WHAT NEEDS TO BE DONE
Search the records that follow and extract every line containing the string "MiniTool".
========================================================================
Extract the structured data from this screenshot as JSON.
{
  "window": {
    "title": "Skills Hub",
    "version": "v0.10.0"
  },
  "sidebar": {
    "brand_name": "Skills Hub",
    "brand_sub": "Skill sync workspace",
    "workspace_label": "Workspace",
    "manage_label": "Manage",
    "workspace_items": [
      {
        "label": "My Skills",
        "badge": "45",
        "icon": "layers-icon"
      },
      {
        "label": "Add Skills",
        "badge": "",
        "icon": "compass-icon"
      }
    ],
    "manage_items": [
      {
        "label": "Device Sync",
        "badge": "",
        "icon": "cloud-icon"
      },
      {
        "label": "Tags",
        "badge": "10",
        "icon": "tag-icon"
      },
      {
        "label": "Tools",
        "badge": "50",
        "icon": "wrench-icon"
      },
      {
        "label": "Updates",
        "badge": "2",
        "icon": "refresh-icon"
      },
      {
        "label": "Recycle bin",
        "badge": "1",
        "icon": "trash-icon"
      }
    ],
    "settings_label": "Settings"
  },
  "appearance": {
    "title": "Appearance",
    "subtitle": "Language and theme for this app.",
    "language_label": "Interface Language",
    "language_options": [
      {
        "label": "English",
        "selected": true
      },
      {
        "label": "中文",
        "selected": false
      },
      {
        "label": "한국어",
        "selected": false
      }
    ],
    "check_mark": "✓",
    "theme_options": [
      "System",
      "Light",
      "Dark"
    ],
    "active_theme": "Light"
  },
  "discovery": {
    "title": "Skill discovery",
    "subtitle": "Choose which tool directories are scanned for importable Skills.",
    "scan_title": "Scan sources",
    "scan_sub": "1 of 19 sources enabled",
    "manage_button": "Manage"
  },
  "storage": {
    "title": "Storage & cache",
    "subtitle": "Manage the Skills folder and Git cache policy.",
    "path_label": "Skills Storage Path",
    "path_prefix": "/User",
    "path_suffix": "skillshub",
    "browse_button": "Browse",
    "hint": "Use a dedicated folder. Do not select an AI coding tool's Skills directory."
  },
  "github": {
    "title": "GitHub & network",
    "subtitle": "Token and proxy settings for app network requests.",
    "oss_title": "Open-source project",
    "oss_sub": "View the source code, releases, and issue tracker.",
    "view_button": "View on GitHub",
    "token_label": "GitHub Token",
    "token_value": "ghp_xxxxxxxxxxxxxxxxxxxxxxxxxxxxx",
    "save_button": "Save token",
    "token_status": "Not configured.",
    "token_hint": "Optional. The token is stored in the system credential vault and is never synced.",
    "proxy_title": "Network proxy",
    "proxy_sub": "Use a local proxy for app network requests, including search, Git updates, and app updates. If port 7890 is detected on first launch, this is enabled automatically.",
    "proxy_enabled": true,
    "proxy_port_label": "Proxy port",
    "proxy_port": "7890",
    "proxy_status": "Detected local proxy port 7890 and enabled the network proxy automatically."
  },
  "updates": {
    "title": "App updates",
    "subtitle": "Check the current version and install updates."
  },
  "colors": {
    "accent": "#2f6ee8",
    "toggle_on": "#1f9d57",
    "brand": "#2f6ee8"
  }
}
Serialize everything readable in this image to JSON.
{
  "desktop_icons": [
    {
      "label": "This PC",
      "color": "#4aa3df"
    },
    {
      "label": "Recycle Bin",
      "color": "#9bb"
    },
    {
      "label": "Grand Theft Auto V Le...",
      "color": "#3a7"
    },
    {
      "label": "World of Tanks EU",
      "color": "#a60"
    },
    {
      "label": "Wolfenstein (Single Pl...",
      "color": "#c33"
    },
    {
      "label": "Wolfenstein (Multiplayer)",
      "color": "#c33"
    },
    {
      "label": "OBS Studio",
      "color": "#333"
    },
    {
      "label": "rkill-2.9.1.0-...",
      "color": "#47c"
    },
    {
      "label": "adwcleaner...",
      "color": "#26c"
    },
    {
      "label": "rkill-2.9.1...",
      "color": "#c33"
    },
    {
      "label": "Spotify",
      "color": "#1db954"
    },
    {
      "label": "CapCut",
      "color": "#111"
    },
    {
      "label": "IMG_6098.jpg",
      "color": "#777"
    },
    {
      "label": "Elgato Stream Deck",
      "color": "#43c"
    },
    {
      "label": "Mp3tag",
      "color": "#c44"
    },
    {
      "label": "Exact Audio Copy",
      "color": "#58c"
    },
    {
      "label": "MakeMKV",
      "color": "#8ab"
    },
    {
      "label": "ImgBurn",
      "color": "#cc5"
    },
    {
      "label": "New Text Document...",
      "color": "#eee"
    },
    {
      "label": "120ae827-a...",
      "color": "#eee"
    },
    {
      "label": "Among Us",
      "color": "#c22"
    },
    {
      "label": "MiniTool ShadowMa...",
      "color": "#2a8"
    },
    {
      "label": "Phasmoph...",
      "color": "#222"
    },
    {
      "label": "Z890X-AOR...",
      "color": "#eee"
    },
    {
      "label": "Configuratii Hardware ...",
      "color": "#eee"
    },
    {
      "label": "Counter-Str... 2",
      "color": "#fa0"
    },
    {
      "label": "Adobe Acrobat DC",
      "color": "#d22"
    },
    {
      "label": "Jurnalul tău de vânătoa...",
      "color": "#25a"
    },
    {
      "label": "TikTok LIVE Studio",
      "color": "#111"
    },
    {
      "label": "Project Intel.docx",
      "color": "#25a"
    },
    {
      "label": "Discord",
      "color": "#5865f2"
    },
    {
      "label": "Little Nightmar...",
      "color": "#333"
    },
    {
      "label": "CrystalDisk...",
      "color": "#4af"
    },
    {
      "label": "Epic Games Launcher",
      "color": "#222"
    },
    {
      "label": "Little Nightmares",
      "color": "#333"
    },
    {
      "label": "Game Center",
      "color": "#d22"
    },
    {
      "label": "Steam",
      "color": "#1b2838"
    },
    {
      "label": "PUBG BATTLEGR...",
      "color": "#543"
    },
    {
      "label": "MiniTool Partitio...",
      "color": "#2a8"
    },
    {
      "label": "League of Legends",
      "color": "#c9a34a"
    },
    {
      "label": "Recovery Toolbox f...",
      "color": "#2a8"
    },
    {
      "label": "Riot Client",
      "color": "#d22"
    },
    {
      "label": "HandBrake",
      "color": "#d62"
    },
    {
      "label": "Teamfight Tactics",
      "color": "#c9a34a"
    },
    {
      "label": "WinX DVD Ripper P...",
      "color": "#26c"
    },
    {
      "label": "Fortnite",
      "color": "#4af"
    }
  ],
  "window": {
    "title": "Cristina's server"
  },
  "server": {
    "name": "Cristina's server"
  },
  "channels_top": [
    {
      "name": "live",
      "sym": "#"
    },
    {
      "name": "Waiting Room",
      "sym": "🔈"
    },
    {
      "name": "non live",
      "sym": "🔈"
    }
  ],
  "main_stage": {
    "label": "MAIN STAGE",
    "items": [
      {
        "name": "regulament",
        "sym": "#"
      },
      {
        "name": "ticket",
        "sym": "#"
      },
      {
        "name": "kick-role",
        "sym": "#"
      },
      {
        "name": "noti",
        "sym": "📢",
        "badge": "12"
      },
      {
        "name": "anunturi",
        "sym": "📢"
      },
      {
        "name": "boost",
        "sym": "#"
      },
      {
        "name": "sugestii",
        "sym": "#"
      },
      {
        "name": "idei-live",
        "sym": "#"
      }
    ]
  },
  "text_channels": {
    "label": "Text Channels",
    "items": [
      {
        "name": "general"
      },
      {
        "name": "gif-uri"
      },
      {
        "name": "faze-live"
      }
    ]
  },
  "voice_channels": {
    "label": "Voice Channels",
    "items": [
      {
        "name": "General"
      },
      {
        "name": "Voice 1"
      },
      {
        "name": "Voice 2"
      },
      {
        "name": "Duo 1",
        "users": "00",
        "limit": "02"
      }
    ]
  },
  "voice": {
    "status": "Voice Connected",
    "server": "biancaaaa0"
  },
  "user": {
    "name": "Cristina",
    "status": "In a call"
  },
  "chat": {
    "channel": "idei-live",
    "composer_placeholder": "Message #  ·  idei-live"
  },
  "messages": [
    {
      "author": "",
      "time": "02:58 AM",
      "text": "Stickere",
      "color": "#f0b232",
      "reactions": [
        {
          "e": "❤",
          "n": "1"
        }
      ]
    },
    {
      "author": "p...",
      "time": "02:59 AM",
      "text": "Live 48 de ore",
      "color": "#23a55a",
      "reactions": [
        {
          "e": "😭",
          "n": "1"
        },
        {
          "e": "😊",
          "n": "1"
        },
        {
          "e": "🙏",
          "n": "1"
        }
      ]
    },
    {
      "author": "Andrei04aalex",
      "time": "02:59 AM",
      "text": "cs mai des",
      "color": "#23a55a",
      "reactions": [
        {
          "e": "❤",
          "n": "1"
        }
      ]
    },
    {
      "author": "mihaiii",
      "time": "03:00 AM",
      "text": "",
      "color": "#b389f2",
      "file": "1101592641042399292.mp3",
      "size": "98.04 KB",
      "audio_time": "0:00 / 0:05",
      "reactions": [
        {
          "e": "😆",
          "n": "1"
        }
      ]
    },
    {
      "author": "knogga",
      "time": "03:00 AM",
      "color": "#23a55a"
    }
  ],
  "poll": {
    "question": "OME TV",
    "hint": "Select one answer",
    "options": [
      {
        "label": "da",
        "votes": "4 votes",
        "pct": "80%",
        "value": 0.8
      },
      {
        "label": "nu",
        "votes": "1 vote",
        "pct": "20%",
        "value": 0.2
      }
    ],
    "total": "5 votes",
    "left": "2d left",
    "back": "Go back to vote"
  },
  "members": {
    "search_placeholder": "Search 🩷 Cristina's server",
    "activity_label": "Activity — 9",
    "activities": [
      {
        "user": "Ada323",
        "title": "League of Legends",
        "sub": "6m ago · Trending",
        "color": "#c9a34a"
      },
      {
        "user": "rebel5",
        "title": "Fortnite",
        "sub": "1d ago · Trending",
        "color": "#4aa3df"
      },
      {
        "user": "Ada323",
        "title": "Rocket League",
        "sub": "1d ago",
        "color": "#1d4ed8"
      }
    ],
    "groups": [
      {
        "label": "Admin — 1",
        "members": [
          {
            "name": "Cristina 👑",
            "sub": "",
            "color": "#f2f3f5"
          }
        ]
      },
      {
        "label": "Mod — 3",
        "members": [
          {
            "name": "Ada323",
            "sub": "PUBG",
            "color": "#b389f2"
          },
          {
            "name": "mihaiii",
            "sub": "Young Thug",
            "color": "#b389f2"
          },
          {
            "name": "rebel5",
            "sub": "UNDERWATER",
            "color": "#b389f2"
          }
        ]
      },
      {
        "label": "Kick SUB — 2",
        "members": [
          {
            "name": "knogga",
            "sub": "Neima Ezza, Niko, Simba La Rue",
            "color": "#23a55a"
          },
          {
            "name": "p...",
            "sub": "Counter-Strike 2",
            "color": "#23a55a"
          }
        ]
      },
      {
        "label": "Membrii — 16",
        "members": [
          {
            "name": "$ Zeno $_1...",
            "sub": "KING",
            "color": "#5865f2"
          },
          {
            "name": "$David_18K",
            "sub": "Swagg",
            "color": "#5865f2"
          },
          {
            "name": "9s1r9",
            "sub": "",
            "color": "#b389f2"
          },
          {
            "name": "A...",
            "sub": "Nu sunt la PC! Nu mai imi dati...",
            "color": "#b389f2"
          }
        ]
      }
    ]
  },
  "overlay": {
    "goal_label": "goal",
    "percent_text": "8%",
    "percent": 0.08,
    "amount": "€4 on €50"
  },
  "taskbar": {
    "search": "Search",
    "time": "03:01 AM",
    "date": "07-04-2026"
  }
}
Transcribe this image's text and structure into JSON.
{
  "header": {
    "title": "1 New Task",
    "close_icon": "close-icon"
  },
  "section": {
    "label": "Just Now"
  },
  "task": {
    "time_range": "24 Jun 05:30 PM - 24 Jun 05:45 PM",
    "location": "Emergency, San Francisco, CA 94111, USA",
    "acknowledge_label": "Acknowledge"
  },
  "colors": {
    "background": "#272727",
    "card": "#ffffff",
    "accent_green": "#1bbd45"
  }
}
========================================================================
SOLUTION
      "label": "MiniTool ShadowMa...",
      "label": "MiniTool Partitio...",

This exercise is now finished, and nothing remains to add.